- _Exercise goal_: Give the number of lines that include the word "color", nothing more.

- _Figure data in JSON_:
########################################

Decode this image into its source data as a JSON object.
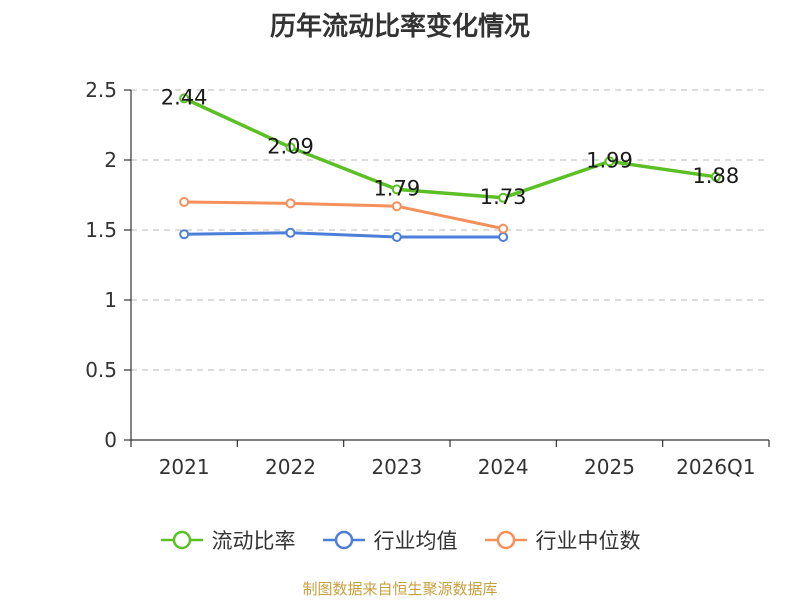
{
  "chart_data": {
    "type": "line",
    "title": "历年流动比率变化情况",
    "categories": [
      "2021",
      "2022",
      "2023",
      "2024",
      "2025",
      "2026Q1"
    ],
    "ylim": [
      0,
      2.5
    ],
    "yticks": [
      "0",
      "0.5",
      "1",
      "1.5",
      "2",
      "2.5"
    ],
    "grid": true,
    "legend_position": "bottom",
    "series": [
      {
        "name": "流动比率",
        "color": "#5cc025",
        "values": [
          2.44,
          2.09,
          1.79,
          1.73,
          1.99,
          1.88
        ],
        "labels": [
          "2.44",
          "2.09",
          "1.79",
          "1.73",
          "1.99",
          "1.88"
        ]
      },
      {
        "name": "行业均值",
        "color": "#4c7fd9",
        "values": [
          1.47,
          1.48,
          1.45,
          1.45,
          null,
          null
        ]
      },
      {
        "name": "行业中位数",
        "color": "#f5905a",
        "values": [
          1.7,
          1.69,
          1.67,
          1.51,
          null,
          null
        ]
      }
    ]
  },
  "source": {
    "text": "制图数据来自恒生聚源数据库",
    "color": "#c8a040"
  }
}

########################################

- _The result_: 4